Exercise aim >> Wherever the word "AAAACC" shows up in a line, please copy that line.

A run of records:
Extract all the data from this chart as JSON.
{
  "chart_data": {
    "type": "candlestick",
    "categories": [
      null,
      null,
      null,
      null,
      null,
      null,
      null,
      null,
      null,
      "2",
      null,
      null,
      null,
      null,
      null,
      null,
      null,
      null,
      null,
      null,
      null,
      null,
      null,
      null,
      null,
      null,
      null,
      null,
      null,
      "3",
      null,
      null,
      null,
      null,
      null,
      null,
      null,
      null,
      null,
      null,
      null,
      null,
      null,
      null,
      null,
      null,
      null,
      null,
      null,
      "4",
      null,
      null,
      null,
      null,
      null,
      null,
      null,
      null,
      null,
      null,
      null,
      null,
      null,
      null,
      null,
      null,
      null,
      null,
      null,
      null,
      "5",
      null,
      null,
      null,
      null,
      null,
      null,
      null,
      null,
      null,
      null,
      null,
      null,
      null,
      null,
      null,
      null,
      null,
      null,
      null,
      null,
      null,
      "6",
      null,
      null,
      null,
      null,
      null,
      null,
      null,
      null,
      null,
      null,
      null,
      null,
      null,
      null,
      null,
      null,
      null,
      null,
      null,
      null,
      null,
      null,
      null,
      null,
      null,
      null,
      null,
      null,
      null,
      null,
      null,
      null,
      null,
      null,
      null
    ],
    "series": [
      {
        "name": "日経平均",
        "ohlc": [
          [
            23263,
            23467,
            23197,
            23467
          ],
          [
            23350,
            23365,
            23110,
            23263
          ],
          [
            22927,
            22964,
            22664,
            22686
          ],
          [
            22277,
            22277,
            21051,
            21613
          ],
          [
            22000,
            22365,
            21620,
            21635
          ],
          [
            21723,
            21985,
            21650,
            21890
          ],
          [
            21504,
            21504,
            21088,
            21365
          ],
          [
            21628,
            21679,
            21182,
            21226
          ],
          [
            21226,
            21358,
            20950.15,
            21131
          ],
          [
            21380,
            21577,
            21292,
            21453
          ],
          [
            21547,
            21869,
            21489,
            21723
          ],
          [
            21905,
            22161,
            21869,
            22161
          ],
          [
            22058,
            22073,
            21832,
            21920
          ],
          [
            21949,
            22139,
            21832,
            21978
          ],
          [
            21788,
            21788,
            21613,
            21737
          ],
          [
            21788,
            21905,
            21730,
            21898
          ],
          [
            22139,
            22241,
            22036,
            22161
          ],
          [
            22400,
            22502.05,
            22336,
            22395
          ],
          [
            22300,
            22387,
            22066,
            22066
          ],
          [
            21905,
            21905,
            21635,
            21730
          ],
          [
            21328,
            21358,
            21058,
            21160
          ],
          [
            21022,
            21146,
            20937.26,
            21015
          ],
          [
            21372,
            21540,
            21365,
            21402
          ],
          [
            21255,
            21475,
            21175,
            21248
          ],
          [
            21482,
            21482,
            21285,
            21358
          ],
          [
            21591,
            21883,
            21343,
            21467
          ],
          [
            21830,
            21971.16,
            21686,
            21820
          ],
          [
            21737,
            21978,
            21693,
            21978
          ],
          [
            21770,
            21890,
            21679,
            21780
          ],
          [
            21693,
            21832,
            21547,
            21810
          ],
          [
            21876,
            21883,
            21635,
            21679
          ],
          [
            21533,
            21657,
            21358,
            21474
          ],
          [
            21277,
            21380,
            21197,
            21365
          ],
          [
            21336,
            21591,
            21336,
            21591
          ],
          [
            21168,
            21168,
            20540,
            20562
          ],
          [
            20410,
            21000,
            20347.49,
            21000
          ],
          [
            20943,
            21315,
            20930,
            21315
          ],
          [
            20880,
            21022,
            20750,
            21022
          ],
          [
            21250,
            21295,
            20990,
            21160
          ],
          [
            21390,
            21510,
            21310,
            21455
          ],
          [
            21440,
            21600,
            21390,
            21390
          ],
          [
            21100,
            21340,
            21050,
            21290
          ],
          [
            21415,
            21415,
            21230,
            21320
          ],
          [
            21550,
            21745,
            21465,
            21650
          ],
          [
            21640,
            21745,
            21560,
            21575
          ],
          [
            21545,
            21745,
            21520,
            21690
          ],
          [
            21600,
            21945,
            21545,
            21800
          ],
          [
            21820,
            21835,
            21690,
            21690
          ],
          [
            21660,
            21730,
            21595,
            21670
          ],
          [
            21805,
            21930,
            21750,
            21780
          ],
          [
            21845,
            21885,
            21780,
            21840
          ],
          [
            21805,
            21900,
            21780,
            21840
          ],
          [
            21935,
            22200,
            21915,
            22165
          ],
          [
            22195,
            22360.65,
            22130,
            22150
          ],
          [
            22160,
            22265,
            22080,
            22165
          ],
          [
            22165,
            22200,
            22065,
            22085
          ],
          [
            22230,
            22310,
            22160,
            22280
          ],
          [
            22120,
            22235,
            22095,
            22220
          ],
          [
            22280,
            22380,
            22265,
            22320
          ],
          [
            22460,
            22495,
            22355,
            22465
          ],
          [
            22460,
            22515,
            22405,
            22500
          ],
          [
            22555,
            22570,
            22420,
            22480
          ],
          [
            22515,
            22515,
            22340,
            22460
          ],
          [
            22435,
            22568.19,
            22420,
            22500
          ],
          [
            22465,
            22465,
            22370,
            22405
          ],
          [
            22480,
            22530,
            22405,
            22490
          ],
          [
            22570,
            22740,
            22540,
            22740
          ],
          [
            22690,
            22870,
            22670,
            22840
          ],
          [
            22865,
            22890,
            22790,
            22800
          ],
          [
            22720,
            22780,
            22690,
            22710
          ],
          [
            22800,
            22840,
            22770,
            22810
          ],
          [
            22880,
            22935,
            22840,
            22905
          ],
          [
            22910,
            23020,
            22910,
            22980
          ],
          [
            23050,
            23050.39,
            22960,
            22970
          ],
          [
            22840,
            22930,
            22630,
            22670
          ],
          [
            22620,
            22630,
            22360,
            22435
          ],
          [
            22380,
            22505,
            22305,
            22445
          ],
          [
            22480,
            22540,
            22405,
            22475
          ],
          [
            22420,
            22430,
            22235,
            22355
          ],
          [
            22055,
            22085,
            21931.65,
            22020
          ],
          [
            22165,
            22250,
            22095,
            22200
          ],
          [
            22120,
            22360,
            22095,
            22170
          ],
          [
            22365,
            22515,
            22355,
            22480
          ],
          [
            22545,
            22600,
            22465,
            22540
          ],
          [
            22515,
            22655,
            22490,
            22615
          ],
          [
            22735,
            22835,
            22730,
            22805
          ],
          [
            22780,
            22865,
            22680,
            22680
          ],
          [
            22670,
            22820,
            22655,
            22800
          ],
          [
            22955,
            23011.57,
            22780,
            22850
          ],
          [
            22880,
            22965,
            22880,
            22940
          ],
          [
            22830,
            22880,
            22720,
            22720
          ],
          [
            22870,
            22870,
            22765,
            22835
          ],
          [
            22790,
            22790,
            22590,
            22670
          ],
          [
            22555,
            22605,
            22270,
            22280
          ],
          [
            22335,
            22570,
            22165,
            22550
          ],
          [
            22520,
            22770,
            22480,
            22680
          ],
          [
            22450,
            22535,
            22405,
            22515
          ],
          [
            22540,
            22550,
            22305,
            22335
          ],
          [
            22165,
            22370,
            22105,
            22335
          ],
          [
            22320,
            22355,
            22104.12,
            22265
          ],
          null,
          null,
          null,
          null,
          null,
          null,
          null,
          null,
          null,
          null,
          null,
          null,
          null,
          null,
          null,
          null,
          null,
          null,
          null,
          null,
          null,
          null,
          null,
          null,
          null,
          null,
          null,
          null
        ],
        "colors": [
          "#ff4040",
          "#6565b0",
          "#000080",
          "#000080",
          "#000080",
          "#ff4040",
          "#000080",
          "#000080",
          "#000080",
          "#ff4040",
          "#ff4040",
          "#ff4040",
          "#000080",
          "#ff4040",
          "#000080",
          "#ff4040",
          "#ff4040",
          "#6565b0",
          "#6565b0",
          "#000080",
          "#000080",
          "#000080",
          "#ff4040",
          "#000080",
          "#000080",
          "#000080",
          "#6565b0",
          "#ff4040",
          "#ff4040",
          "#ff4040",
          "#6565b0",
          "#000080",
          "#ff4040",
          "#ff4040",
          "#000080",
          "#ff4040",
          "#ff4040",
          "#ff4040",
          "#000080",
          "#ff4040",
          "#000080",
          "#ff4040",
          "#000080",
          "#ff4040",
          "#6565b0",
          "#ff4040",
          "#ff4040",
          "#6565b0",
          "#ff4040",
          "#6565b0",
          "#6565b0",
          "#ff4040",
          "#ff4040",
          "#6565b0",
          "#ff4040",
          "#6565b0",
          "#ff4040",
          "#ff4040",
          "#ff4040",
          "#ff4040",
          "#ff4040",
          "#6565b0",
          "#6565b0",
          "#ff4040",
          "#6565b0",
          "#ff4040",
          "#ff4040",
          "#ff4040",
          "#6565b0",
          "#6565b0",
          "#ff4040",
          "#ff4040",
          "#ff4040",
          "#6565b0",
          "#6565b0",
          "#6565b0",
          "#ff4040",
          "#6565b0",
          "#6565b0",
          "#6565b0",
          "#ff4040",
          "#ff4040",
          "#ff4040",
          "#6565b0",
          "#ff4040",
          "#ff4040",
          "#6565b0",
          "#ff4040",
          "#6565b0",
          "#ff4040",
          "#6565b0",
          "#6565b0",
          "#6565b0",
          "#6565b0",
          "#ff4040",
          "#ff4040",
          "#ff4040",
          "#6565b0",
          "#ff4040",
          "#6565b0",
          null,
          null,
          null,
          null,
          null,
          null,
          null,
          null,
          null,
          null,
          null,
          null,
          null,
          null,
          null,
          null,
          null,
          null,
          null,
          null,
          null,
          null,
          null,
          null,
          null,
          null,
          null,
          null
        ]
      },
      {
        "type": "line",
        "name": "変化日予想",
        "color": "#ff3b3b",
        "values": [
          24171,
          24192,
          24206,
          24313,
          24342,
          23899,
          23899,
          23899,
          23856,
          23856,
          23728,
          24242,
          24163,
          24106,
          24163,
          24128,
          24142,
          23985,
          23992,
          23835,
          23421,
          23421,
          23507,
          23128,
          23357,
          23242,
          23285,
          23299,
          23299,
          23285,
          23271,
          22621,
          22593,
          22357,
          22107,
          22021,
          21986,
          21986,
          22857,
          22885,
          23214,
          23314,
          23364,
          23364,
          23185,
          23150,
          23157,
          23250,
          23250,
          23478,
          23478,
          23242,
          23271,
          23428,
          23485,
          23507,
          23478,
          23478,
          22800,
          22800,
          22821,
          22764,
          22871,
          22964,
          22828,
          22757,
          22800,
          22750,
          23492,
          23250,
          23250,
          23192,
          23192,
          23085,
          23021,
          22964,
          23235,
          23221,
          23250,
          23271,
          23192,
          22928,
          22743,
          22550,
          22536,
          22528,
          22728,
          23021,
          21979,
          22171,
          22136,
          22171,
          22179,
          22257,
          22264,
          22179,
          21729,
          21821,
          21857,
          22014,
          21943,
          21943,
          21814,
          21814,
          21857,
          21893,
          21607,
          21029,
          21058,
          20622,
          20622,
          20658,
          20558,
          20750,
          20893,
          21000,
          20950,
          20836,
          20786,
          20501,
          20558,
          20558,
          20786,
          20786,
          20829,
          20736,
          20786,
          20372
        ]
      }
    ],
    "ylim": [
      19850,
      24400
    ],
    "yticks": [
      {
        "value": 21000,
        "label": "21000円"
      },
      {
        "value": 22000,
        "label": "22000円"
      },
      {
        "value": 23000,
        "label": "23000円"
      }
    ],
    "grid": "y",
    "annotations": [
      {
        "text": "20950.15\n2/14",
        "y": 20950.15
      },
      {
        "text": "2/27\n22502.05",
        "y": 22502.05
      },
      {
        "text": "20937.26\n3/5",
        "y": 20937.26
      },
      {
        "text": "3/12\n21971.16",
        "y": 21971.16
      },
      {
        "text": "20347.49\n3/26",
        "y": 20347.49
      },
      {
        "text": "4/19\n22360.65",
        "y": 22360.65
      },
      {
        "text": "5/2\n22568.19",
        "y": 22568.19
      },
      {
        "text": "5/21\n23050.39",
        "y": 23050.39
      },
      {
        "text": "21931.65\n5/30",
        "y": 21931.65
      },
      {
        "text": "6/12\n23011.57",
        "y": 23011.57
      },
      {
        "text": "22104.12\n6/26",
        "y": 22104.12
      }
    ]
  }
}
---
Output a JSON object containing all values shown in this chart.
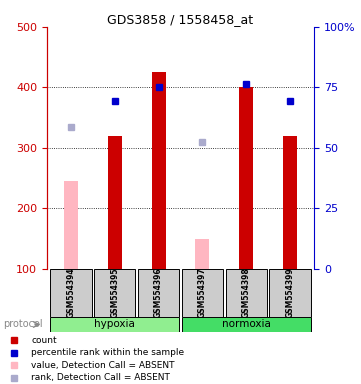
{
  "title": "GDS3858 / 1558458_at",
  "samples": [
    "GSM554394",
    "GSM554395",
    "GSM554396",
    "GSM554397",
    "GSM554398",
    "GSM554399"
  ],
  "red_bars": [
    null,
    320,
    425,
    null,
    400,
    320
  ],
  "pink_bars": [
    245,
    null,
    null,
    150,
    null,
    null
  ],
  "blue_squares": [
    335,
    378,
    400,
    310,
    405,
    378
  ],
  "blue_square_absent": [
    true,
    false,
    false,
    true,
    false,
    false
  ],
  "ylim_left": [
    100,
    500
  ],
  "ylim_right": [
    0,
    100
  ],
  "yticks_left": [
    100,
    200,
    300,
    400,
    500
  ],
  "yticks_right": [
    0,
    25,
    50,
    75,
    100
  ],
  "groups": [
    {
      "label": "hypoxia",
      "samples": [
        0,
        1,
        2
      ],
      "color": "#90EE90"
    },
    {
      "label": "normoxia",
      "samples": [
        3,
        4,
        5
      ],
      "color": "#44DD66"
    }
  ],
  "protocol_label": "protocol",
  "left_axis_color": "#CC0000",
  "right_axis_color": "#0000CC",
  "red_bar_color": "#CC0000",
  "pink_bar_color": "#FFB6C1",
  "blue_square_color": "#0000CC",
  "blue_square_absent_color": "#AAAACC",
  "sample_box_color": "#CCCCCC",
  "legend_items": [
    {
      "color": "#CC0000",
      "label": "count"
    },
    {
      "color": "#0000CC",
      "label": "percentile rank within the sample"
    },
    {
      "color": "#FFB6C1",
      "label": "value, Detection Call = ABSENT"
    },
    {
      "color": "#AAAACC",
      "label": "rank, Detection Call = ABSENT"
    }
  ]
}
...
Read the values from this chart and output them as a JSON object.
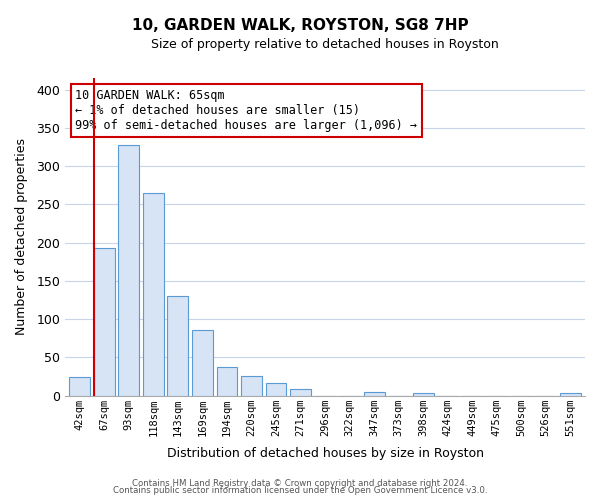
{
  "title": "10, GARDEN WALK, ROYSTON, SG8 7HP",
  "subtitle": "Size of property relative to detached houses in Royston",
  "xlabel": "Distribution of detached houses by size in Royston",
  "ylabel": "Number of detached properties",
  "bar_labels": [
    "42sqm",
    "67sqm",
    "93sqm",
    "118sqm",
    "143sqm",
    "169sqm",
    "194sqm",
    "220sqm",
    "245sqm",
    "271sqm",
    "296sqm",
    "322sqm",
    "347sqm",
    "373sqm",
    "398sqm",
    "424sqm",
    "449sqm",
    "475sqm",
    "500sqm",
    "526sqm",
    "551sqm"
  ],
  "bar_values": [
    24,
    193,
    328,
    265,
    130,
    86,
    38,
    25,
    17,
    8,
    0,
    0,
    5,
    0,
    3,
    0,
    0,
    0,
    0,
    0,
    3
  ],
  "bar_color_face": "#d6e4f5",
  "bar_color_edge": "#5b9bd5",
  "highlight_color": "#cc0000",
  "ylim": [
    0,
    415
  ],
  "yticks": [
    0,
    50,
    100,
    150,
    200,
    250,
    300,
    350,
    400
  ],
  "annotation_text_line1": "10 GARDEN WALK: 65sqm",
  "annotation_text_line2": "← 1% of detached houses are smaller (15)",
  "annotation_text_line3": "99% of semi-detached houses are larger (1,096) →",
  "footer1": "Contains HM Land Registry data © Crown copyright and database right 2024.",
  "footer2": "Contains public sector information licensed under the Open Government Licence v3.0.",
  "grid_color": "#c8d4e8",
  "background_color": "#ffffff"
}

Exercise solution >>
  "blue_square_absent_color": "#AAAACC",
      "color": "#AAAACC",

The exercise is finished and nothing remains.